AIM OF THE TASK: Copy out the items, without changing a character, from the first line through the line containing "bar: [550, 329, 558, 342]", and include both of those lines.
── GIVEN RECORDS
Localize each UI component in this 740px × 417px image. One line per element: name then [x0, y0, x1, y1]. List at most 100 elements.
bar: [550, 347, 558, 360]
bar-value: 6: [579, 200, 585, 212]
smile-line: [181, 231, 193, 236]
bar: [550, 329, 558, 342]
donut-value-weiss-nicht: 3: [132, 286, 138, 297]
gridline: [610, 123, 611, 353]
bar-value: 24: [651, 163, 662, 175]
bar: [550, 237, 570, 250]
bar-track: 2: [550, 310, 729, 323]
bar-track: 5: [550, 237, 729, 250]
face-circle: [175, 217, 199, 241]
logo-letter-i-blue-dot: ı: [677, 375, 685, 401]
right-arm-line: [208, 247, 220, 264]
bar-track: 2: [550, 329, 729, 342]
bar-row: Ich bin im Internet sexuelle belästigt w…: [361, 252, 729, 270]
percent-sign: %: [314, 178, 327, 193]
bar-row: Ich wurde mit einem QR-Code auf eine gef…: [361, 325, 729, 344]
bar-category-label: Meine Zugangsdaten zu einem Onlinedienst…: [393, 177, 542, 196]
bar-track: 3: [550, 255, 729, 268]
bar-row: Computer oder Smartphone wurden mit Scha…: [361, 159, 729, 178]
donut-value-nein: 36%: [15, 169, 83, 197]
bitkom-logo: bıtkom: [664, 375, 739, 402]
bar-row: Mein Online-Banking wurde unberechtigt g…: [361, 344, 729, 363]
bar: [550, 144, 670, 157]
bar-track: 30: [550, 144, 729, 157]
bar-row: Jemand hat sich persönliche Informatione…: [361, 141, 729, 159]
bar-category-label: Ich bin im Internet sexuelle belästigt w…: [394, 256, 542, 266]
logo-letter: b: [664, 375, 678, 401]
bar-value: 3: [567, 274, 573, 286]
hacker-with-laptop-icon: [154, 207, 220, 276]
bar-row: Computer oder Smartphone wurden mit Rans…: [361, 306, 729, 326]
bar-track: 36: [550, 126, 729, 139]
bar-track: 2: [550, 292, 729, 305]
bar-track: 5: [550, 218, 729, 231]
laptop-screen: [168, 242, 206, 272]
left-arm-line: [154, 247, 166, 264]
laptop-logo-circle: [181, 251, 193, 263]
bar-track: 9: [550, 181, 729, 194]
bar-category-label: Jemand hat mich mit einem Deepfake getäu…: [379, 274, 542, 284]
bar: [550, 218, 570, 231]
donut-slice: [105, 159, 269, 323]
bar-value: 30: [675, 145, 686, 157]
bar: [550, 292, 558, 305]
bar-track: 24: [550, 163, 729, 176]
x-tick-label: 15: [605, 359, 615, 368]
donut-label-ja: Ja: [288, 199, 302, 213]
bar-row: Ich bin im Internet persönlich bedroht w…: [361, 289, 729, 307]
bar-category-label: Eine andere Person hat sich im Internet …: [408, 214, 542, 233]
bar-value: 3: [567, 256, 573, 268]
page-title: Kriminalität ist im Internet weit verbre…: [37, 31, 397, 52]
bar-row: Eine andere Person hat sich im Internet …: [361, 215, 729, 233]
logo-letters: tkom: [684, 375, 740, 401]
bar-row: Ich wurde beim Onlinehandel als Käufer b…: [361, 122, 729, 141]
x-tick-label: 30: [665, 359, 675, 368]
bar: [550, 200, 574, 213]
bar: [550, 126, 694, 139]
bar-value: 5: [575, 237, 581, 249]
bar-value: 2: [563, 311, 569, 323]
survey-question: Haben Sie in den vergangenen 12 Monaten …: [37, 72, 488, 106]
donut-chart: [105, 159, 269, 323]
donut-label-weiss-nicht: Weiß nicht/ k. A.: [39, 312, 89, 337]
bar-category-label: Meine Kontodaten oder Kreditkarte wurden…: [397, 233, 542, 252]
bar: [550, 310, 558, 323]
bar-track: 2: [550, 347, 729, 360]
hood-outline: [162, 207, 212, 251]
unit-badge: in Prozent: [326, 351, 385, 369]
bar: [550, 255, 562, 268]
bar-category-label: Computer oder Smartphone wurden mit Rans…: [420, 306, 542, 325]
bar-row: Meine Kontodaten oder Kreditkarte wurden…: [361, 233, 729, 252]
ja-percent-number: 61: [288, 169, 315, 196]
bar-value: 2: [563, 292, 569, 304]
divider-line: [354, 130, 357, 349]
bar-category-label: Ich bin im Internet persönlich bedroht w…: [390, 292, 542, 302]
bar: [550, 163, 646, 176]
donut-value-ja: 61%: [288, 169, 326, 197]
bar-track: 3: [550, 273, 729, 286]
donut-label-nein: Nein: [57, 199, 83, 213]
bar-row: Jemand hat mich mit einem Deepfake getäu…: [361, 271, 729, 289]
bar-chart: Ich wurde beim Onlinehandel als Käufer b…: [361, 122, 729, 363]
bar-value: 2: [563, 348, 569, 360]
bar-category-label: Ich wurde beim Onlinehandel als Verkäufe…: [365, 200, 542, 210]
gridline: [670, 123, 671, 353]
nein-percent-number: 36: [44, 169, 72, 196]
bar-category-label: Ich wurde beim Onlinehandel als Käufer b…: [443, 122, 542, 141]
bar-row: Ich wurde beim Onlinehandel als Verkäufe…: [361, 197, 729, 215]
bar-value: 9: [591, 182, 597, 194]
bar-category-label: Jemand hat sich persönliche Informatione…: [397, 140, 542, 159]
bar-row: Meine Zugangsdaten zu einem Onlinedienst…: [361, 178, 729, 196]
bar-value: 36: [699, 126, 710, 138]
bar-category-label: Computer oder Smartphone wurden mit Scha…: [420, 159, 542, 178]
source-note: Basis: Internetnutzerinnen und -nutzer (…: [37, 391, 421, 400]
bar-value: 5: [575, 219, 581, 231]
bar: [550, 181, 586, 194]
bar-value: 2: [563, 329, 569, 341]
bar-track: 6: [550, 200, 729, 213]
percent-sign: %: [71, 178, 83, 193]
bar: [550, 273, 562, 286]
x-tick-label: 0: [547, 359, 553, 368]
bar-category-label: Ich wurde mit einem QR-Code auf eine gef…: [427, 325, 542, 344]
────
RESULT OF THE EXERCISE:
Localize each UI component in this 740px × 417px image. One line per element: name then [x0, y0, x1, y1]. List at most 100 elements.
bar: [550, 347, 558, 360]
bar-value: 6: [579, 200, 585, 212]
smile-line: [181, 231, 193, 236]
bar: [550, 329, 558, 342]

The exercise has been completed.